__Work to complete__: Leaving out the pictures, transcribe all of the records faithfully.

-------- Recorded data

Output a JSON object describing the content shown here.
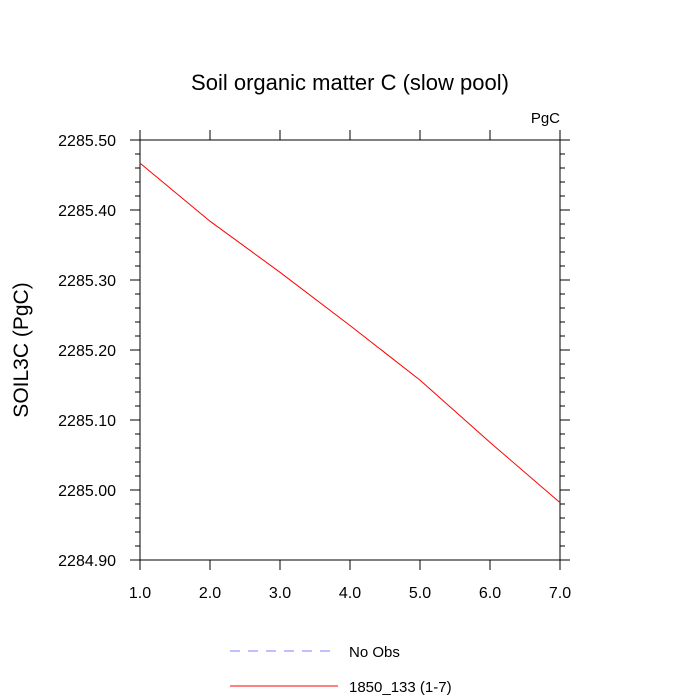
{
  "chart_data": {
    "type": "line",
    "title": "Soil organic matter C (slow pool)",
    "units_label": "PgC",
    "xlabel": "",
    "ylabel": "SOIL3C  (PgC)",
    "xlim": [
      1.0,
      7.0
    ],
    "ylim": [
      2284.9,
      2285.5
    ],
    "x_ticks": [
      "1.0",
      "2.0",
      "3.0",
      "4.0",
      "5.0",
      "6.0",
      "7.0"
    ],
    "y_ticks": [
      "2284.90",
      "2285.00",
      "2285.10",
      "2285.20",
      "2285.30",
      "2285.40",
      "2285.50"
    ],
    "grid": false,
    "legend_position": "bottom",
    "series": [
      {
        "name": "No Obs",
        "color": "#8080ff",
        "style": "dashed",
        "x": [],
        "values": []
      },
      {
        "name": "1850_133 (1-7)",
        "color": "#ff0000",
        "style": "solid",
        "x": [
          1,
          2,
          3,
          4,
          5,
          6,
          7
        ],
        "values": [
          2285.467,
          2285.384,
          2285.311,
          2285.235,
          2285.157,
          2285.068,
          2284.982
        ]
      }
    ]
  }
}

----------------

__The response__:
Output a JSON object describing the content shown here.
{
  "chart_data": {
    "type": "line",
    "title": "Soil organic matter C (slow pool)",
    "units_label": "PgC",
    "xlabel": "",
    "ylabel": "SOIL3C  (PgC)",
    "xlim": [
      1.0,
      7.0
    ],
    "ylim": [
      2284.9,
      2285.5
    ],
    "x_ticks": [
      "1.0",
      "2.0",
      "3.0",
      "4.0",
      "5.0",
      "6.0",
      "7.0"
    ],
    "y_ticks": [
      "2284.90",
      "2285.00",
      "2285.10",
      "2285.20",
      "2285.30",
      "2285.40",
      "2285.50"
    ],
    "grid": false,
    "legend_position": "bottom",
    "series": [
      {
        "name": "No Obs",
        "color": "#8080ff",
        "style": "dashed",
        "x": [],
        "values": []
      },
      {
        "name": "1850_133 (1-7)",
        "color": "#ff0000",
        "style": "solid",
        "x": [
          1,
          2,
          3,
          4,
          5,
          6,
          7
        ],
        "values": [
          2285.467,
          2285.384,
          2285.311,
          2285.235,
          2285.157,
          2285.068,
          2284.982
        ]
      }
    ]
  }
}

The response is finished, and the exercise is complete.